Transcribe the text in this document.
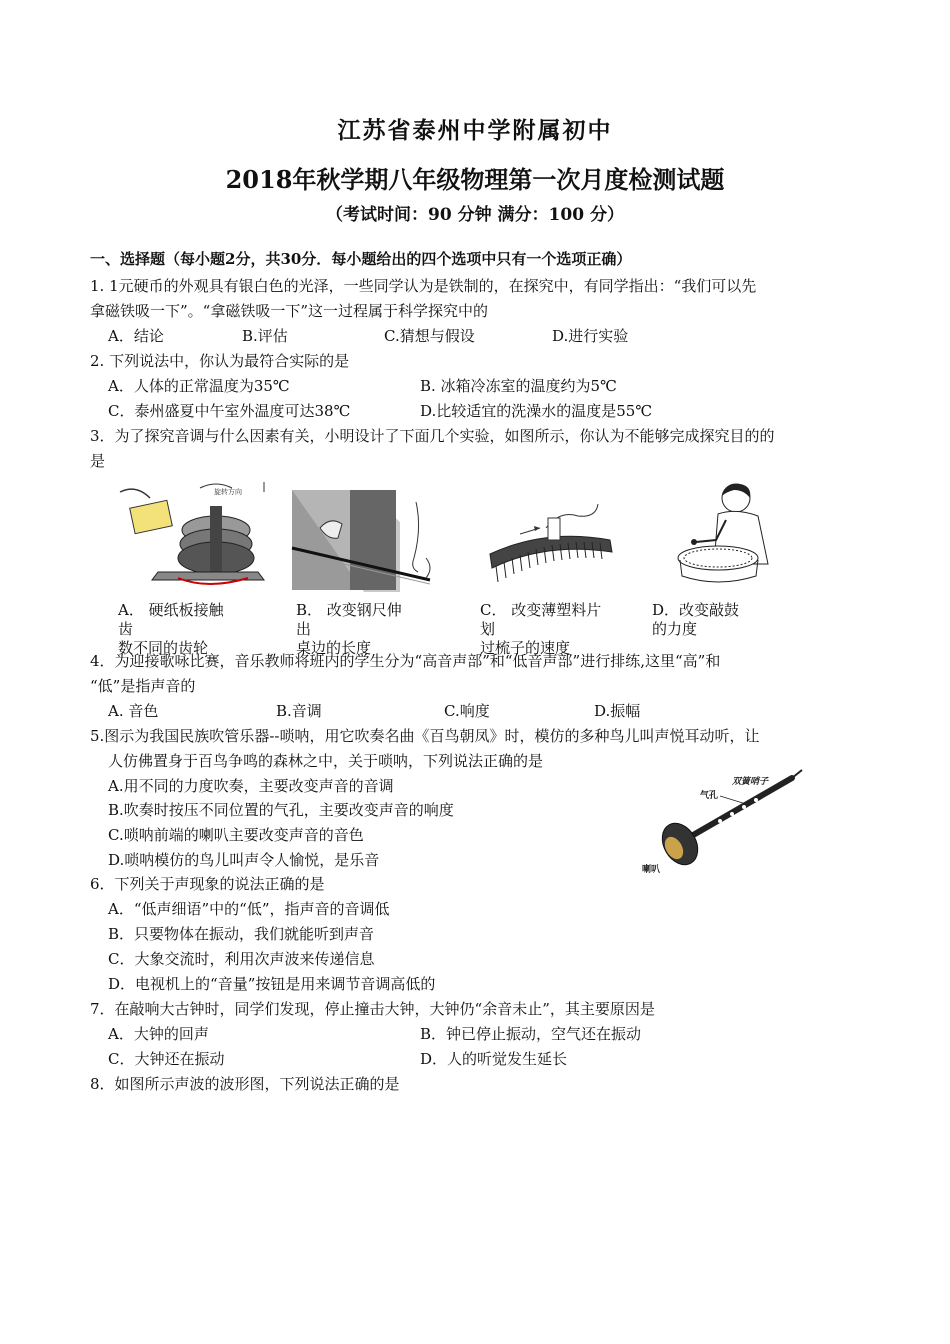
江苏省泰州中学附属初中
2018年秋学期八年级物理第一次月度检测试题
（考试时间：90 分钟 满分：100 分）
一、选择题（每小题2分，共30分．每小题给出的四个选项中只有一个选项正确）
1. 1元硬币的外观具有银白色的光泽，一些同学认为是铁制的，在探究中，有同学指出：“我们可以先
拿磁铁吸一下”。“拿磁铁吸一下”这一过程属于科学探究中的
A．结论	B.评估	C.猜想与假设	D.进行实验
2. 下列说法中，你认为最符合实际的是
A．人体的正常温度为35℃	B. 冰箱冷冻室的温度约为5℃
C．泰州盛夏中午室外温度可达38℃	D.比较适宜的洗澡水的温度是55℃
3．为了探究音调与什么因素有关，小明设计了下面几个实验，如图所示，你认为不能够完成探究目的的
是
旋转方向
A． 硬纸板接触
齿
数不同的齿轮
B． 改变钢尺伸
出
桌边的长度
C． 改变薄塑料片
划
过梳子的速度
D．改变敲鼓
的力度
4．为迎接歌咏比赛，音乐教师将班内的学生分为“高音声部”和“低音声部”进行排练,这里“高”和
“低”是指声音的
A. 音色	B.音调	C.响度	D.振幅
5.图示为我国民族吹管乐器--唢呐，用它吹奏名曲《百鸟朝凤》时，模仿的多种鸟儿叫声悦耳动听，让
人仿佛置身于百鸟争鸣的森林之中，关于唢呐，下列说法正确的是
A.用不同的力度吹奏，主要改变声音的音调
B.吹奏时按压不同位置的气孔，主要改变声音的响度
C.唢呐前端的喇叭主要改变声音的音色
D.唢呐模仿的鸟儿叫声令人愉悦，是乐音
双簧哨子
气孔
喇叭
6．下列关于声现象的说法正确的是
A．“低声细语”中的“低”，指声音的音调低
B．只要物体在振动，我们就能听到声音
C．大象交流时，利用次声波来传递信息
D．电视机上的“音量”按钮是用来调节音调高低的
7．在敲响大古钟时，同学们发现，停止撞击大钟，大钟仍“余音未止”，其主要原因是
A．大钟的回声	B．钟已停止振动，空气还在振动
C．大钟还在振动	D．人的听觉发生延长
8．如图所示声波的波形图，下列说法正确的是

----

> [WHAT TO WORK ON]: Each line in the entries above that includes the string "下列说法正确的是" should be extracted.

> [TASK RESPONSE]:
人仿佛置身于百鸟争鸣的森林之中，关于唢呐，下列说法正确的是
8．如图所示声波的波形图，下列说法正确的是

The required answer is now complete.